Data records
=-=-=

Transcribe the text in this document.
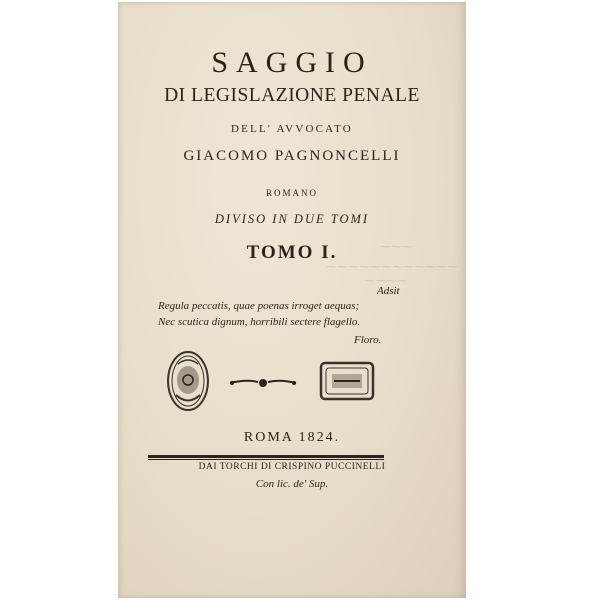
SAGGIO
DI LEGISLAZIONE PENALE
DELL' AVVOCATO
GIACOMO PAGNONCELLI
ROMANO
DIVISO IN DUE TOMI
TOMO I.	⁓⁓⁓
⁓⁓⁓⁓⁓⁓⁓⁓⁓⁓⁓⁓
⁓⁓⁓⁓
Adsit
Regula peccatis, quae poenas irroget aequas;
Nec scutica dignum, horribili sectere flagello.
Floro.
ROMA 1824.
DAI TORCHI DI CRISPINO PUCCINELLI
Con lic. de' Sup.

=-=-=

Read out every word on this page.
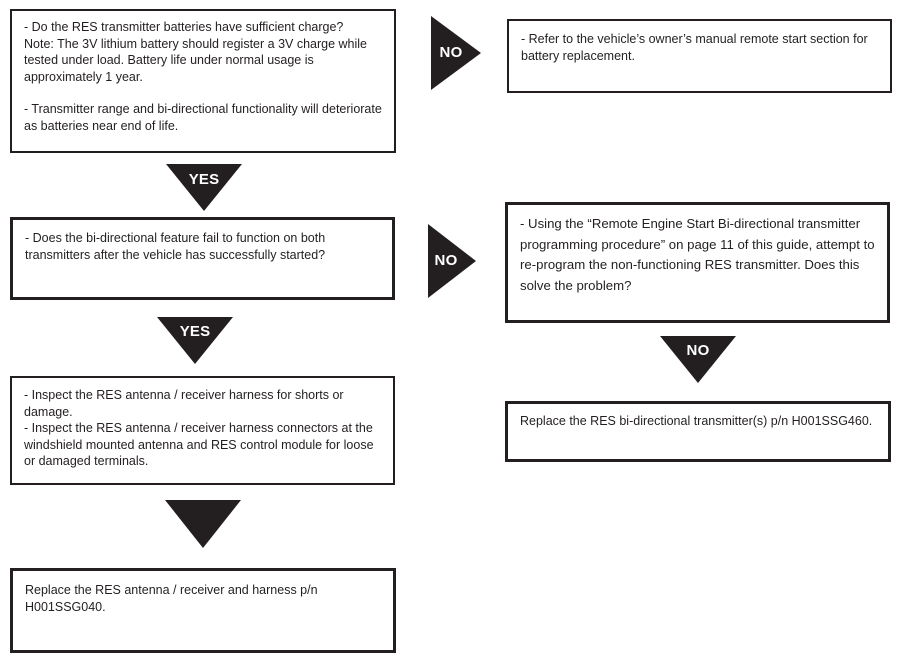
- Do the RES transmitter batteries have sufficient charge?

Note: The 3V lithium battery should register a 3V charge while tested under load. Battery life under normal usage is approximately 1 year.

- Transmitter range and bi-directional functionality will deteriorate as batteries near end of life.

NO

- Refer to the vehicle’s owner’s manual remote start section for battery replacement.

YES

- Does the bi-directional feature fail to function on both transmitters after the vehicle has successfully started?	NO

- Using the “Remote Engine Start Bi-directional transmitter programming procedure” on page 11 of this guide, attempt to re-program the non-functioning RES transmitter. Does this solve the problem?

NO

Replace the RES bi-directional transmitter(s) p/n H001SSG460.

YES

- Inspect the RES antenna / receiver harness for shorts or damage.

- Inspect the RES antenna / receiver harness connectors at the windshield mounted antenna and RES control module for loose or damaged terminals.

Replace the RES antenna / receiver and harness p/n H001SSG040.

=-=-=

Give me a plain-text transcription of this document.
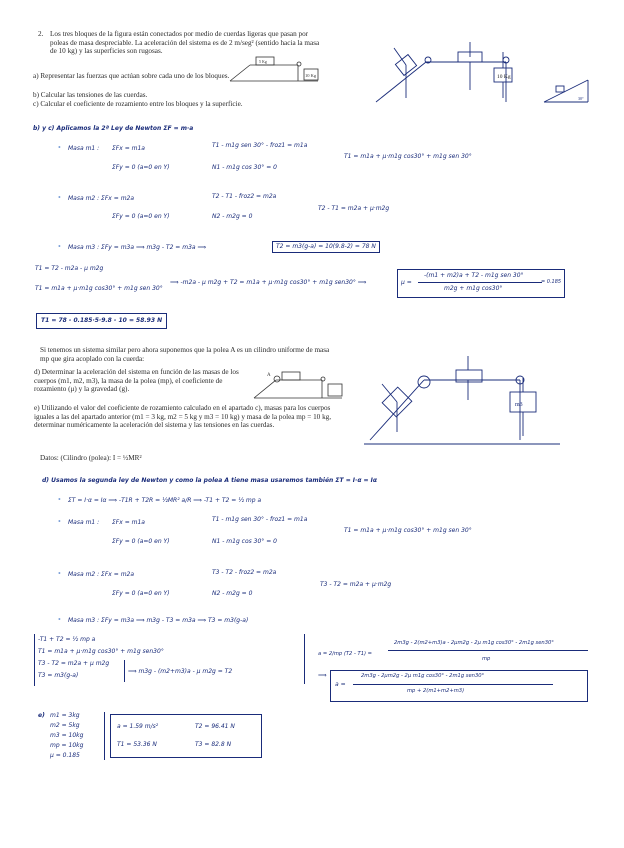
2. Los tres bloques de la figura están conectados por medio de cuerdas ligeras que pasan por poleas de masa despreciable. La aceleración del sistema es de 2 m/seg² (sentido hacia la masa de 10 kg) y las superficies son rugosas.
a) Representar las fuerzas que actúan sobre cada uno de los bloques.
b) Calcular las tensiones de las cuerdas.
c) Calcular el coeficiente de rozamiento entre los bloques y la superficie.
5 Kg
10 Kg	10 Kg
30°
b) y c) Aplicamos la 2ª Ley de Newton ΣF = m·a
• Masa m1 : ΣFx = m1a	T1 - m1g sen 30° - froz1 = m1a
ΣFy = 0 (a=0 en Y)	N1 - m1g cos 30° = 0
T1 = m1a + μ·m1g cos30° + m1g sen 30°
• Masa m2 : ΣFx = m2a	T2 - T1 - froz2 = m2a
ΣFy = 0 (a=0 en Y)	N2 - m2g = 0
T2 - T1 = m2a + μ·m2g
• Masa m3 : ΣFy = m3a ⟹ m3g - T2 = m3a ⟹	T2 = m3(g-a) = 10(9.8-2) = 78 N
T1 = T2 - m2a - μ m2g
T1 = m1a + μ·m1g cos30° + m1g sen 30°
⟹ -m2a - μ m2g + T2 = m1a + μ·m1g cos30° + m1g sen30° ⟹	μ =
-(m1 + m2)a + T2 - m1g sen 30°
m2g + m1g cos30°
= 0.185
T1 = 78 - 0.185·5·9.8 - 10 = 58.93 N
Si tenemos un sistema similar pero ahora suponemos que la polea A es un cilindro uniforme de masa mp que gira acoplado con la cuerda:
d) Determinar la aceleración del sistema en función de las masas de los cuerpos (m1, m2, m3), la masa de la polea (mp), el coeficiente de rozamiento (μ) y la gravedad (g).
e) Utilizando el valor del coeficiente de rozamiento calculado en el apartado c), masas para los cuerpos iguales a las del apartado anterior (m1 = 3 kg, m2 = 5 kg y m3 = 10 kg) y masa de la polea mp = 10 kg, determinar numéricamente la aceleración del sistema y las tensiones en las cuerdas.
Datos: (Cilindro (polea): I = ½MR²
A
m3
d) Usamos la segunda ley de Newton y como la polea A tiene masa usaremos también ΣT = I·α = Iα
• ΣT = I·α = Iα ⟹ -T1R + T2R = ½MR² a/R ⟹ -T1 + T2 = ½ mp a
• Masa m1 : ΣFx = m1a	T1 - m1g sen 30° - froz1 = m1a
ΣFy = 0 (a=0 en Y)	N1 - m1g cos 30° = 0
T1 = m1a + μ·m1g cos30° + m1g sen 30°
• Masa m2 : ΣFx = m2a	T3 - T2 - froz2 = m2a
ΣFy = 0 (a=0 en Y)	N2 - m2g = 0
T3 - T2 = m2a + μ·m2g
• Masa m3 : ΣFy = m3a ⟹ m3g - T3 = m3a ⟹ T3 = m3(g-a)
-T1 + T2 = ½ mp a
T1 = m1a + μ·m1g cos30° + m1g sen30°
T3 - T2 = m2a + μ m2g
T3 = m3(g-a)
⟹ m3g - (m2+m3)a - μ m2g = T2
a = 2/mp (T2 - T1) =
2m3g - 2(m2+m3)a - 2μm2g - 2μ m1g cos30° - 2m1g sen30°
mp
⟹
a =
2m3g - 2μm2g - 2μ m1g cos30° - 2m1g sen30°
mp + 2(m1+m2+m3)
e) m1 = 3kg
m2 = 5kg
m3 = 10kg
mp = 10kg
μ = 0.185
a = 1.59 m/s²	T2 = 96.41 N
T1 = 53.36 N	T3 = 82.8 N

=-=-=

_REQUIRED WORK:_ Reply with nothing but a number: how many lines of the entries above contain the string "antenna"?

_FINISHED EXERCISE:_ 3